──────── Data excerpts ────────

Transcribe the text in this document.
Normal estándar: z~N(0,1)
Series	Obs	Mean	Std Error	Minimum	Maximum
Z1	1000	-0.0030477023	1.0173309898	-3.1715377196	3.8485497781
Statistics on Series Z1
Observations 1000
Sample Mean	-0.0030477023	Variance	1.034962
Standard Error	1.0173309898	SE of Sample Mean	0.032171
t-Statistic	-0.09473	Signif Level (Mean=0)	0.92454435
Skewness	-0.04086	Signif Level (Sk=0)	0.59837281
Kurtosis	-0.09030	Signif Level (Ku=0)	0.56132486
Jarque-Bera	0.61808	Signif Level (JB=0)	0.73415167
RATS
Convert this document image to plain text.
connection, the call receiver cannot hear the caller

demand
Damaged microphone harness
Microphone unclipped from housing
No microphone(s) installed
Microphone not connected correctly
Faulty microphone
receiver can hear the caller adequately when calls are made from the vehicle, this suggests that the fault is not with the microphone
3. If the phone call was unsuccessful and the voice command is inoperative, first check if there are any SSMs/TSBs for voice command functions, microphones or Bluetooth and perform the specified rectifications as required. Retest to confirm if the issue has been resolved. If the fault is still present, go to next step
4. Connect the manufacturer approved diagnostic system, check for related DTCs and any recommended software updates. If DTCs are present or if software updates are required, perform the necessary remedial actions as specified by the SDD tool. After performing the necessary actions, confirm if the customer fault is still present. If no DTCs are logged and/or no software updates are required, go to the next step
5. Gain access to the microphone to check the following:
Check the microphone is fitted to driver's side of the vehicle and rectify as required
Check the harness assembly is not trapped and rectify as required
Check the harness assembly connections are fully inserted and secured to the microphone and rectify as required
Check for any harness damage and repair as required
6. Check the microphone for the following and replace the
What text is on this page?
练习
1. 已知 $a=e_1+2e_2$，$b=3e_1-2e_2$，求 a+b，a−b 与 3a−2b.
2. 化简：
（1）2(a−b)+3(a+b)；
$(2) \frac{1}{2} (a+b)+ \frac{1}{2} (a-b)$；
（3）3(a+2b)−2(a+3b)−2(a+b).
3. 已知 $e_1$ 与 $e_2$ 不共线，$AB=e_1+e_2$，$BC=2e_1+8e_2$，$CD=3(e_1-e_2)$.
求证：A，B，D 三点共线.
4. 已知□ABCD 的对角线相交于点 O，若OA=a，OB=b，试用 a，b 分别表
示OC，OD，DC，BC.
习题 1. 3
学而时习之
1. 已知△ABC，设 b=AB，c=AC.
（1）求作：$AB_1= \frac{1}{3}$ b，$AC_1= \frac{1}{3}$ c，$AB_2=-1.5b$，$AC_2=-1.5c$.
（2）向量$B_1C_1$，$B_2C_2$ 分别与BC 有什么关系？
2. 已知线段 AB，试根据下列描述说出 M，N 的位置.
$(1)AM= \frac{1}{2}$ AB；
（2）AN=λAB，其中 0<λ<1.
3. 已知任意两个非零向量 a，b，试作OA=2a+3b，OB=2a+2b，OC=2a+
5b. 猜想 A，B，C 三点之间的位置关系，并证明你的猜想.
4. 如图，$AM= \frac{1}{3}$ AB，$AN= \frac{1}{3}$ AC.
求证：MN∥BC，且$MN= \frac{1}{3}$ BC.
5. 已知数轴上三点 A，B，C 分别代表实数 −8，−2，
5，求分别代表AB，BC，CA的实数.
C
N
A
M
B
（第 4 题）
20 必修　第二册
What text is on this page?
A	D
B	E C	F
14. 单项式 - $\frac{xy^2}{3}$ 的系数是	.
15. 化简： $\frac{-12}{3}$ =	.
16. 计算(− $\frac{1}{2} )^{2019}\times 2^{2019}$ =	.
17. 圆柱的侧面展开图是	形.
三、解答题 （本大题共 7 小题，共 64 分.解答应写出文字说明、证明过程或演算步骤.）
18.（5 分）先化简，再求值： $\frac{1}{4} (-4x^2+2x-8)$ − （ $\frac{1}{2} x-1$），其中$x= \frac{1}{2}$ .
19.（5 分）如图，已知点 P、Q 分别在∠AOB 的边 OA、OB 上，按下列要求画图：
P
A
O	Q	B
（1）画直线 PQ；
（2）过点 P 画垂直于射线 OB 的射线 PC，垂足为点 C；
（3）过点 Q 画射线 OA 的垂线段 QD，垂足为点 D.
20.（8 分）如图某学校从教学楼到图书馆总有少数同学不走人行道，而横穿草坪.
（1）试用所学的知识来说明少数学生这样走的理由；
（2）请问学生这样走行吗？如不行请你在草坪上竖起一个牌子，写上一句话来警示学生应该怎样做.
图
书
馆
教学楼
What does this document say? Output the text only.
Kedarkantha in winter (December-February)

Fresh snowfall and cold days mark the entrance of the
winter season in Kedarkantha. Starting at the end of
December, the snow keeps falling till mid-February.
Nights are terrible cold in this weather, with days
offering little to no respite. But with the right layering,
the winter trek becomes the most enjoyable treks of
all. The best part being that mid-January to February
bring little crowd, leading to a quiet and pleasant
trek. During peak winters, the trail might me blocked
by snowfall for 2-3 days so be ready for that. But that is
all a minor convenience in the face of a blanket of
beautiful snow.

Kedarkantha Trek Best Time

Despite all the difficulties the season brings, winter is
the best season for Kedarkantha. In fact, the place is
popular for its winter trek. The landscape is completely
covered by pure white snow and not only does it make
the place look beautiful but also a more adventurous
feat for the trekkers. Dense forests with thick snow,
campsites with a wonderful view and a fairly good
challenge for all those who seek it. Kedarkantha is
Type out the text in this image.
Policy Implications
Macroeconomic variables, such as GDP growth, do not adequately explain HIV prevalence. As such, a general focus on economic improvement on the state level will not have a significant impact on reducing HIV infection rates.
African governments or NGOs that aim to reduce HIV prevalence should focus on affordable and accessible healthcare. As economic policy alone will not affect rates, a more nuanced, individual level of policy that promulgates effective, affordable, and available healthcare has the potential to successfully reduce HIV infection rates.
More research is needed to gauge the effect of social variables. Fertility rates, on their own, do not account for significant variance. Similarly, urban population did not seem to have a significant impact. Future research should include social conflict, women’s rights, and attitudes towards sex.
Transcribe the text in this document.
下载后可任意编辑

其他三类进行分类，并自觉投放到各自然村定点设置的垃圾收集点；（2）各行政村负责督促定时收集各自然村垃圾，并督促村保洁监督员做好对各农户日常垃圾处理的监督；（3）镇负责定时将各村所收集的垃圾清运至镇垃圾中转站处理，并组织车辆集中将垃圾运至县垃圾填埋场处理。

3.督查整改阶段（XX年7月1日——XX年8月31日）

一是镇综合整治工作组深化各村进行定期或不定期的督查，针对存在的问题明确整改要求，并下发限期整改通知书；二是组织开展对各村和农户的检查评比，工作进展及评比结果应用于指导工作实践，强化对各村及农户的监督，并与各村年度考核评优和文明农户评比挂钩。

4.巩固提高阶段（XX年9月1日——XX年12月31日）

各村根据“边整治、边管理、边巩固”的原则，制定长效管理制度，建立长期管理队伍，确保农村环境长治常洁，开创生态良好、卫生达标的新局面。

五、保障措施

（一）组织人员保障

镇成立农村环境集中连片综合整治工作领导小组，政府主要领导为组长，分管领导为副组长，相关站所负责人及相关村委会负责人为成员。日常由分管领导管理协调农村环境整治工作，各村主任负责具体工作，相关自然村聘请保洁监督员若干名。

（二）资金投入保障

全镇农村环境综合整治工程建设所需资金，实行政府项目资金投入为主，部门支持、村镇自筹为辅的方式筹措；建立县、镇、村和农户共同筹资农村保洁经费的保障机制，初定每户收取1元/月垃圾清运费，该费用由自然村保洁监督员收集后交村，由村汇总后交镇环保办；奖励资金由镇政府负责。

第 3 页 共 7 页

────────

Description of the task:
Reproduce the listing above word for word.

Exercise answer:
Transcribe the text in this document.
Normal estándar: z~N(0,1)
Series	Obs	Mean	Std Error	Minimum	Maximum
Z1	1000	-0.0030477023	1.0173309898	-3.1715377196	3.8485497781
Statistics on Series Z1
Observations 1000
Sample Mean	-0.0030477023	Variance	1.034962
Standard Error	1.0173309898	SE of Sample Mean	0.032171
t-Statistic	-0.09473	Signif Level (Mean=0)	0.92454435
Skewness	-0.04086	Signif Level (Sk=0)	0.59837281
Kurtosis	-0.09030	Signif Level (Ku=0)	0.56132486
Jarque-Bera	0.61808	Signif Level (JB=0)	0.73415167
RATS
Convert this document image to plain text.
connection, the call receiver cannot hear the caller

demand
Damaged microphone harness
Microphone unclipped from housing
No microphone(s) installed
Microphone not connected correctly
Faulty microphone
receiver can hear the caller adequately when calls are made from the vehicle, this suggests that the fault is not with the microphone
3. If the phone call was unsuccessful and the voice command is inoperative, first check if there are any SSMs/TSBs for voice command functions, microphones or Bluetooth and perform the specified rectifications as required. Retest to confirm if the issue has been resolved. If the fault is still present, go to next step
4. Connect the manufacturer approved diagnostic system, check for related DTCs and any recommended software updates. If DTCs are present or if software updates are required, perform the necessary remedial actions as specified by the SDD tool. After performing the necessary actions, confirm if the customer fault is still present. If no DTCs are logged and/or no software updates are required, go to the next step
5. Gain access to the microphone to check the following:
Check the microphone is fitted to driver's side of the vehicle and rectify as required
Check the harness assembly is not trapped and rectify as required
Check the harness assembly connections are fully inserted and secured to the microphone and rectify as required
Check for any harness damage and repair as required
6. Check the microphone for the following and replace the
What text is on this page?
练习
1. 已知 $a=e_1+2e_2$，$b=3e_1-2e_2$，求 a+b，a−b 与 3a−2b.
2. 化简：
（1）2(a−b)+3(a+b)；
$(2) \frac{1}{2} (a+b)+ \frac{1}{2} (a-b)$；
（3）3(a+2b)−2(a+3b)−2(a+b).
3. 已知 $e_1$ 与 $e_2$ 不共线，$AB=e_1+e_2$，$BC=2e_1+8e_2$，$CD=3(e_1-e_2)$.
求证：A，B，D 三点共线.
4. 已知□ABCD 的对角线相交于点 O，若OA=a，OB=b，试用 a，b 分别表
示OC，OD，DC，BC.
习题 1. 3
学而时习之
1. 已知△ABC，设 b=AB，c=AC.
（1）求作：$AB_1= \frac{1}{3}$ b，$AC_1= \frac{1}{3}$ c，$AB_2=-1.5b$，$AC_2=-1.5c$.
（2）向量$B_1C_1$，$B_2C_2$ 分别与BC 有什么关系？
2. 已知线段 AB，试根据下列描述说出 M，N 的位置.
$(1)AM= \frac{1}{2}$ AB；
（2）AN=λAB，其中 0<λ<1.
3. 已知任意两个非零向量 a，b，试作OA=2a+3b，OB=2a+2b，OC=2a+
5b. 猜想 A，B，C 三点之间的位置关系，并证明你的猜想.
4. 如图，$AM= \frac{1}{3}$ AB，$AN= \frac{1}{3}$ AC.
求证：MN∥BC，且$MN= \frac{1}{3}$ BC.
5. 已知数轴上三点 A，B，C 分别代表实数 −8，−2，
5，求分别代表AB，BC，CA的实数.
C
N
A
M
B
（第 4 题）
20 必修　第二册
What text is on this page?
A	D
B	E C	F
14. 单项式 - $\frac{xy^2}{3}$ 的系数是	.
15. 化简： $\frac{-12}{3}$ =	.
16. 计算(− $\frac{1}{2} )^{2019}\times 2^{2019}$ =	.
17. 圆柱的侧面展开图是	形.
三、解答题 （本大题共 7 小题，共 64 分.解答应写出文字说明、证明过程或演算步骤.）
18.（5 分）先化简，再求值： $\frac{1}{4} (-4x^2+2x-8)$ − （ $\frac{1}{2} x-1$），其中$x= \frac{1}{2}$ .
19.（5 分）如图，已知点 P、Q 分别在∠AOB 的边 OA、OB 上，按下列要求画图：
P
A
O	Q	B
（1）画直线 PQ；
（2）过点 P 画垂直于射线 OB 的射线 PC，垂足为点 C；
（3）过点 Q 画射线 OA 的垂线段 QD，垂足为点 D.
20.（8 分）如图某学校从教学楼到图书馆总有少数同学不走人行道，而横穿草坪.
（1）试用所学的知识来说明少数学生这样走的理由；
（2）请问学生这样走行吗？如不行请你在草坪上竖起一个牌子，写上一句话来警示学生应该怎样做.
图
书
馆
教学楼
What does this document say? Output the text only.
Kedarkantha in winter (December-February)

Fresh snowfall and cold days mark the entrance of the
winter season in Kedarkantha. Starting at the end of
December, the snow keeps falling till mid-February.
Nights are terrible cold in this weather, with days
offering little to no respite. But with the right layering,
the winter trek becomes the most enjoyable treks of
all. The best part being that mid-January to February
bring little crowd, leading to a quiet and pleasant
trek. During peak winters, the trail might me blocked
by snowfall for 2-3 days so be ready for that. But that is
all a minor convenience in the face of a blanket of
beautiful snow.

Kedarkantha Trek Best Time

Despite all the difficulties the season brings, winter is
the best season for Kedarkantha. In fact, the place is
popular for its winter trek. The landscape is completely
covered by pure white snow and not only does it make
the place look beautiful but also a more adventurous
feat for the trekkers. Dense forests with thick snow,
campsites with a wonderful view and a fairly good
challenge for all those who seek it. Kedarkantha is
Type out the text in this image.
Policy Implications
Macroeconomic variables, such as GDP growth, do not adequately explain HIV prevalence. As such, a general focus on economic improvement on the state level will not have a significant impact on reducing HIV infection rates.
African governments or NGOs that aim to reduce HIV prevalence should focus on affordable and accessible healthcare. As economic policy alone will not affect rates, a more nuanced, individual level of policy that promulgates effective, affordable, and available healthcare has the potential to successfully reduce HIV infection rates.
More research is needed to gauge the effect of social variables. Fertility rates, on their own, do not account for significant variance. Similarly, urban population did not seem to have a significant impact. Future research should include social conflict, women’s rights, and attitudes towards sex.
Transcribe the text in this document.
下载后可任意编辑

其他三类进行分类，并自觉投放到各自然村定点设置的垃圾收集点；（2）各行政村负责督促定时收集各自然村垃圾，并督促村保洁监督员做好对各农户日常垃圾处理的监督；（3）镇负责定时将各村所收集的垃圾清运至镇垃圾中转站处理，并组织车辆集中将垃圾运至县垃圾填埋场处理。

3.督查整改阶段（XX年7月1日——XX年8月31日）

一是镇综合整治工作组深化各村进行定期或不定期的督查，针对存在的问题明确整改要求，并下发限期整改通知书；二是组织开展对各村和农户的检查评比，工作进展及评比结果应用于指导工作实践，强化对各村及农户的监督，并与各村年度考核评优和文明农户评比挂钩。

4.巩固提高阶段（XX年9月1日——XX年12月31日）

各村根据“边整治、边管理、边巩固”的原则，制定长效管理制度，建立长期管理队伍，确保农村环境长治常洁，开创生态良好、卫生达标的新局面。

五、保障措施

（一）组织人员保障

镇成立农村环境集中连片综合整治工作领导小组，政府主要领导为组长，分管领导为副组长，相关站所负责人及相关村委会负责人为成员。日常由分管领导管理协调农村环境整治工作，各村主任负责具体工作，相关自然村聘请保洁监督员若干名。

（二）资金投入保障

全镇农村环境综合整治工程建设所需资金，实行政府项目资金投入为主，部门支持、村镇自筹为辅的方式筹措；建立县、镇、村和农户共同筹资农村保洁经费的保障机制，初定每户收取1元/月垃圾清运费，该费用由自然村保洁监督员收集后交村，由村汇总后交镇环保办；奖励资金由镇政府负责。

第 3 页 共 7 页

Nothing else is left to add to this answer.